---- Kutipan Pilihan

Jawa Pos

93 dan Semangkuk Cabai Hijau

- Bandung Mawardi, pengelola Bilik Literasi Solo Oleh BANDUNG MAWARDI

BERMULA dengan jumlah. Panitia menghitung naskah yang masuk dalam Sayembara Kritik Sastra (SKS) Dewan Kesenian Jakarta (DKJ) 2017. Tercatat, ada 93 naskah. Lebih sedikit bila dibandingk­an dengan naskah SKS 2013 yang mencapai 106. Kritik sastra memang bukan urusan jumlah naskah, melainkan lebih ke mutu. Jumlah menurun tapi gairah penulisan kritik sastra tetap ada, tak pernah berkabar tamat.

Pada acara Malam Anugerah Sayembara Kritik Sastra DKJ 2017 di Galeri Cipta III, Taman Ismail Marzuki, Jakarta, 31 Agustus 2017, jumlah naskah adalah permulaan untuk mengajak para juri, pemenang, dan undangan memikirkan lagi angka, sebelum bersuntuk dengan kata-kata.

--------
---- Data

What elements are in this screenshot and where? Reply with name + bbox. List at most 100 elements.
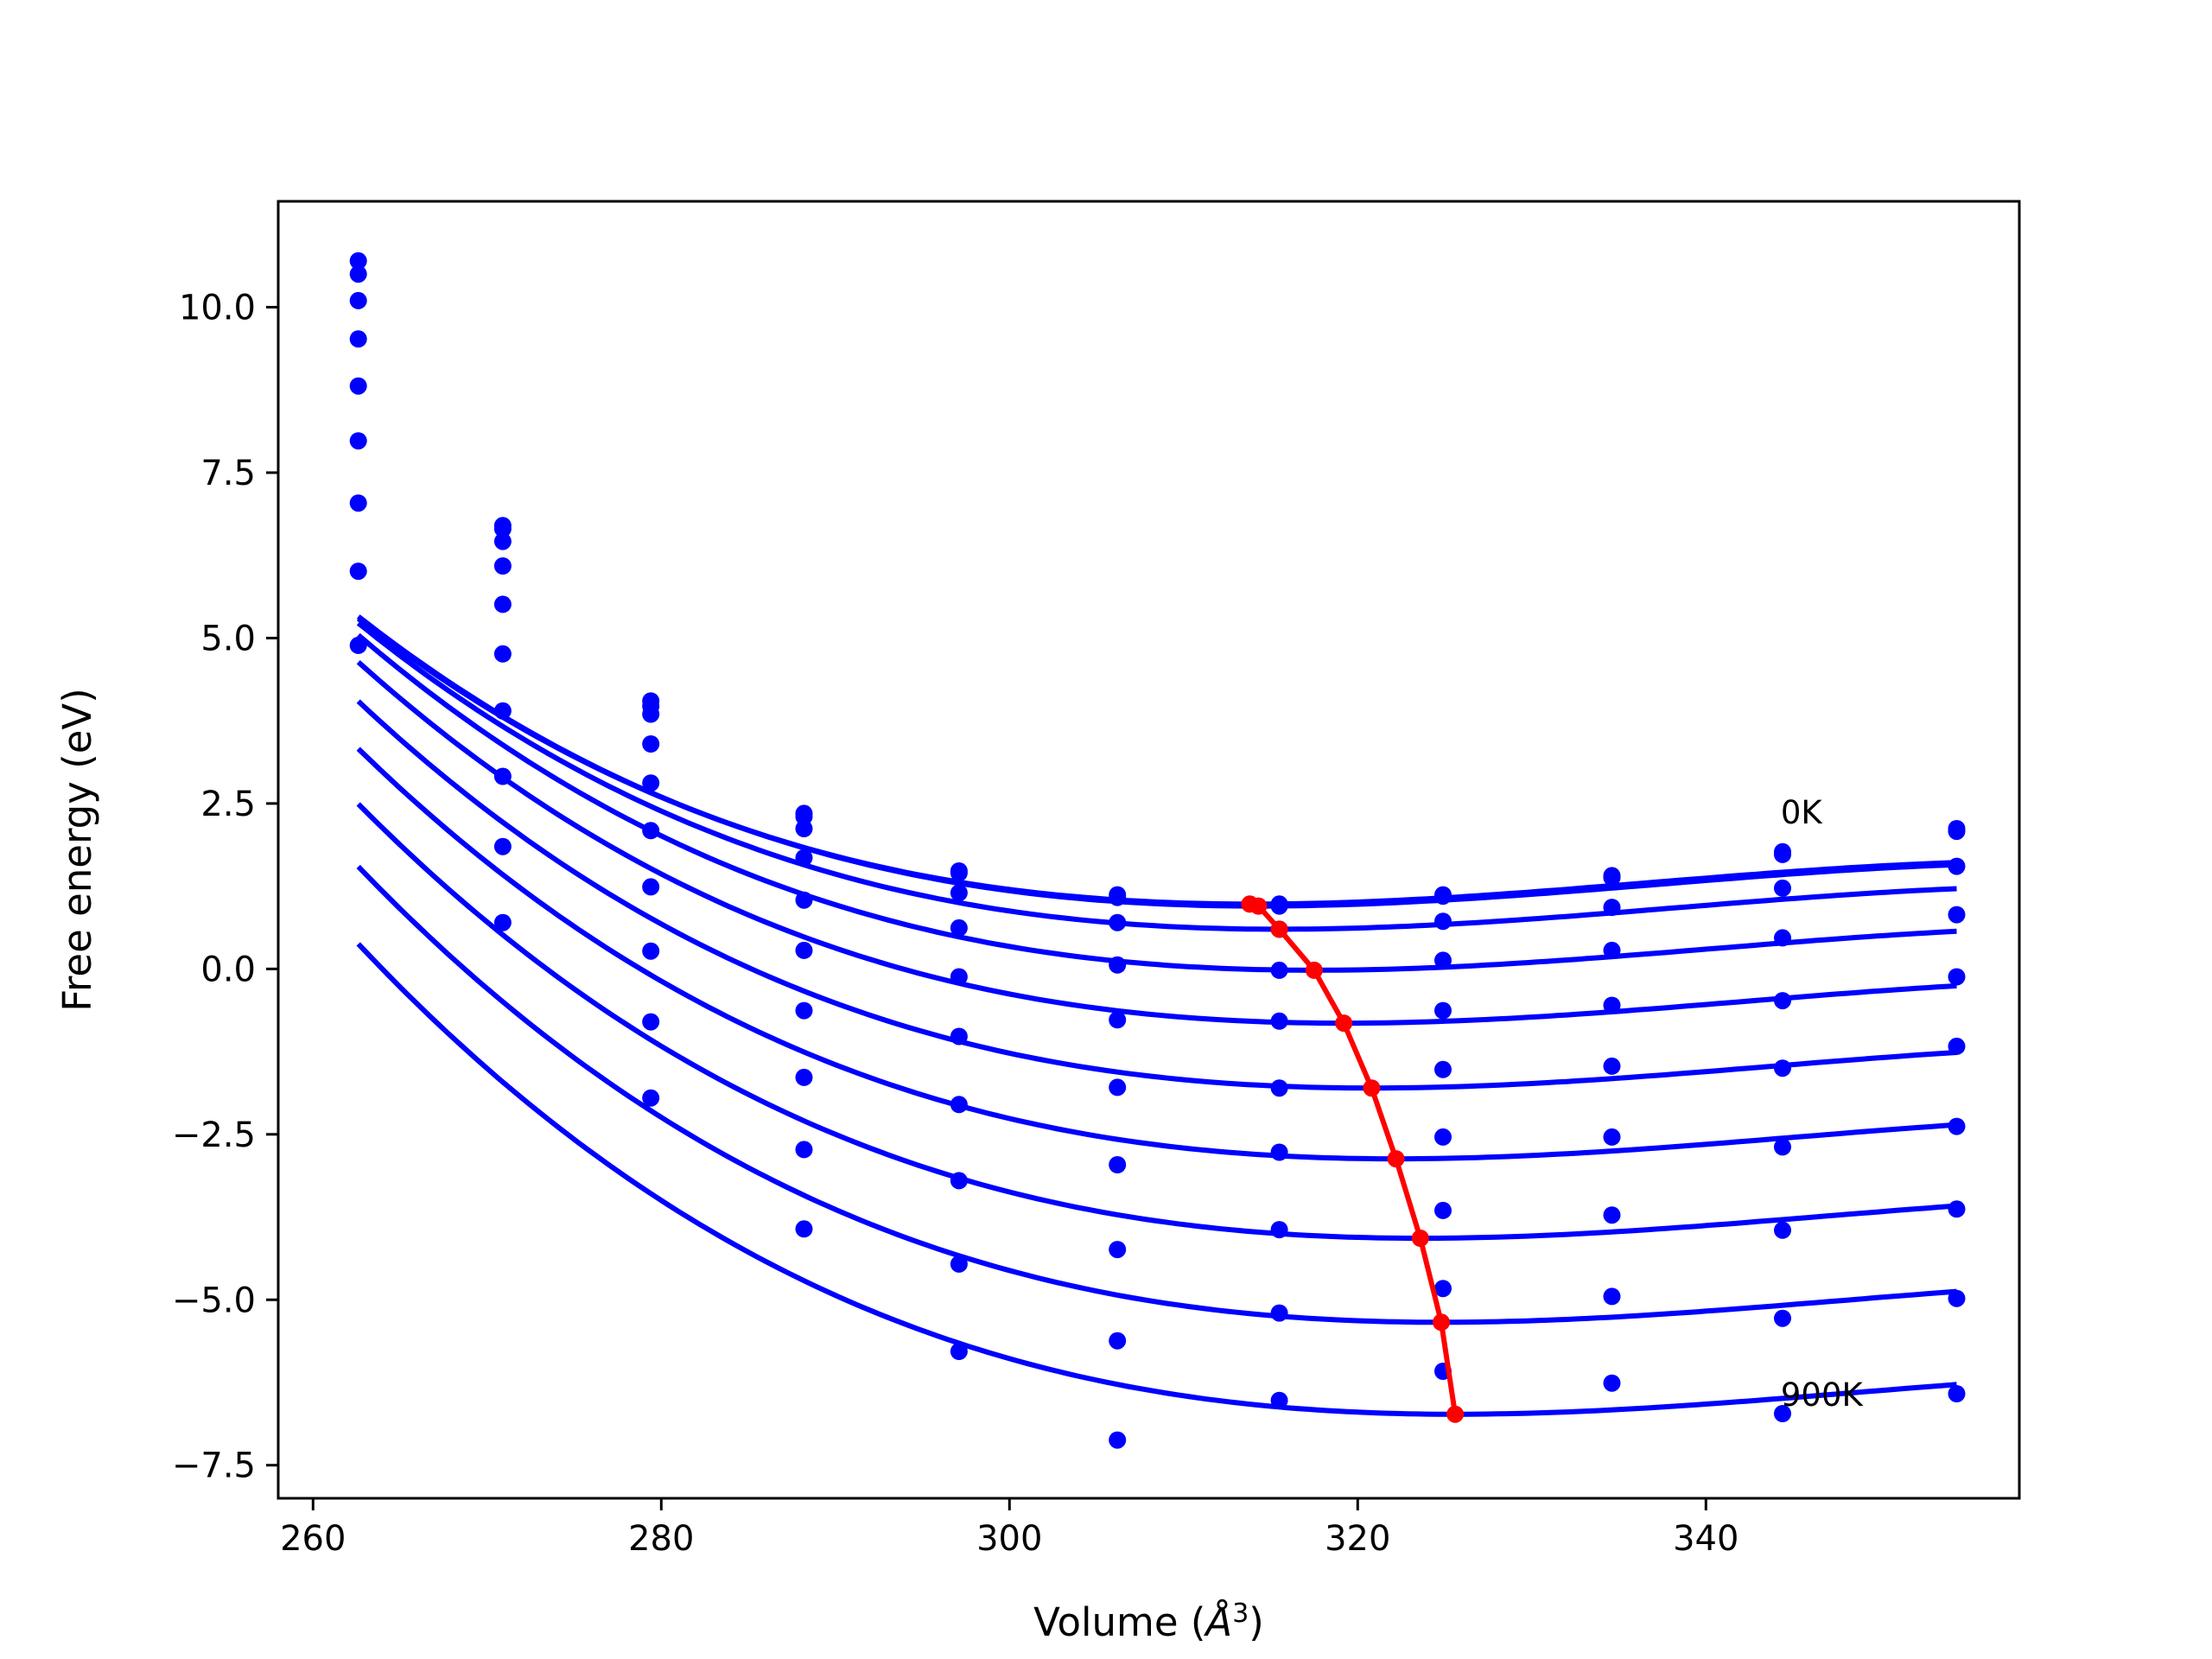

--------

• [Deskripsi Latihan]
Jawablah pertanyaan tentang kutipan mengenai Sayembara Kritik Sastra DKJ di atas.
(a) Berapa jumlah naskah yang tercatat masuk dalam Sayembara Kritik Sastra DKJ 2017?
(b) Berapa jumlah naskah Sayembara Kritik Sastra 2013?
(c) Di mana Malam Anugerah Sayembara Kritik Sastra DKJ 2017 diadakan?
Daftar tersebut tidak berperan dalam latihan ini.

• [Tugas Selesai]
(a) 93 naskah.
(b) 106 naskah.
(c) Di Galeri Cipta III, Taman Ismail Marzuki, Jakarta.